* **Directions for this task**:
Output the material beneath exactly, leaving nothing out.

* **Supplied material**:
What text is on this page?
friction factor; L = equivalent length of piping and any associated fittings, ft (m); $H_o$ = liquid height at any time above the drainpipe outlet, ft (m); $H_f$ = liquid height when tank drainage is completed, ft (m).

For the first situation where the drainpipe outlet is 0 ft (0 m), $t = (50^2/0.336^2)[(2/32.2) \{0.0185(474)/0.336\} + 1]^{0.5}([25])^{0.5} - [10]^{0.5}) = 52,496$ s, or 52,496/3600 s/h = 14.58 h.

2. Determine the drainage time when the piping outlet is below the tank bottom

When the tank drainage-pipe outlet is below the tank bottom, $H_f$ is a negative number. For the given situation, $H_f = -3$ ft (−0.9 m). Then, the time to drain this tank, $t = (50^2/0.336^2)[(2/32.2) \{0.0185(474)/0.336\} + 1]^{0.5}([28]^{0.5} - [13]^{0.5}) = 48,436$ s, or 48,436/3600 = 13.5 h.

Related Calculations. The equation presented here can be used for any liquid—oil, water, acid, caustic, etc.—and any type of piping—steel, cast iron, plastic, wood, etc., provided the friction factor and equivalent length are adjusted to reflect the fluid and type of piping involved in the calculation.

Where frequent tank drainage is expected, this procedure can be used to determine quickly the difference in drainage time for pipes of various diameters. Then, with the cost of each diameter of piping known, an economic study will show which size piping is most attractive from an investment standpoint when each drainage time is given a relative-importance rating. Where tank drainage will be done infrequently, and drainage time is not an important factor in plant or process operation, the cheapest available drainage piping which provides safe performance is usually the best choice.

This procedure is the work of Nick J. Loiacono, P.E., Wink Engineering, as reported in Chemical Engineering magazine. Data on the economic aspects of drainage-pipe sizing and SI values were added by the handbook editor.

* **Task output**:
What text is on this page?
friction factor; L = equivalent length of piping and any associated fittings, ft (m); $H_o$ = liquid height at any time above the drainpipe outlet, ft (m); $H_f$ = liquid height when tank drainage is completed, ft (m).

For the first situation where the drainpipe outlet is 0 ft (0 m), $t = (50^2/0.336^2)[(2/32.2) \{0.0185(474)/0.336\} + 1]^{0.5}([25])^{0.5} - [10]^{0.5}) = 52,496$ s, or 52,496/3600 s/h = 14.58 h.

2. Determine the drainage time when the piping outlet is below the tank bottom

When the tank drainage-pipe outlet is below the tank bottom, $H_f$ is a negative number. For the given situation, $H_f = -3$ ft (−0.9 m). Then, the time to drain this tank, $t = (50^2/0.336^2)[(2/32.2) \{0.0185(474)/0.336\} + 1]^{0.5}([28]^{0.5} - [13]^{0.5}) = 48,436$ s, or 48,436/3600 = 13.5 h.

Related Calculations. The equation presented here can be used for any liquid—oil, water, acid, caustic, etc.—and any type of piping—steel, cast iron, plastic, wood, etc., provided the friction factor and equivalent length are adjusted to reflect the fluid and type of piping involved in the calculation.

Where frequent tank drainage is expected, this procedure can be used to determine quickly the difference in drainage time for pipes of various diameters. Then, with the cost of each diameter of piping known, an economic study will show which size piping is most attractive from an investment standpoint when each drainage time is given a relative-importance rating. Where tank drainage will be done infrequently, and drainage time is not an important factor in plant or process operation, the cheapest available drainage piping which provides safe performance is usually the best choice.

This procedure is the work of Nick J. Loiacono, P.E., Wink Engineering, as reported in Chemical Engineering magazine. Data on the economic aspects of drainage-pipe sizing and SI values were added by the handbook editor.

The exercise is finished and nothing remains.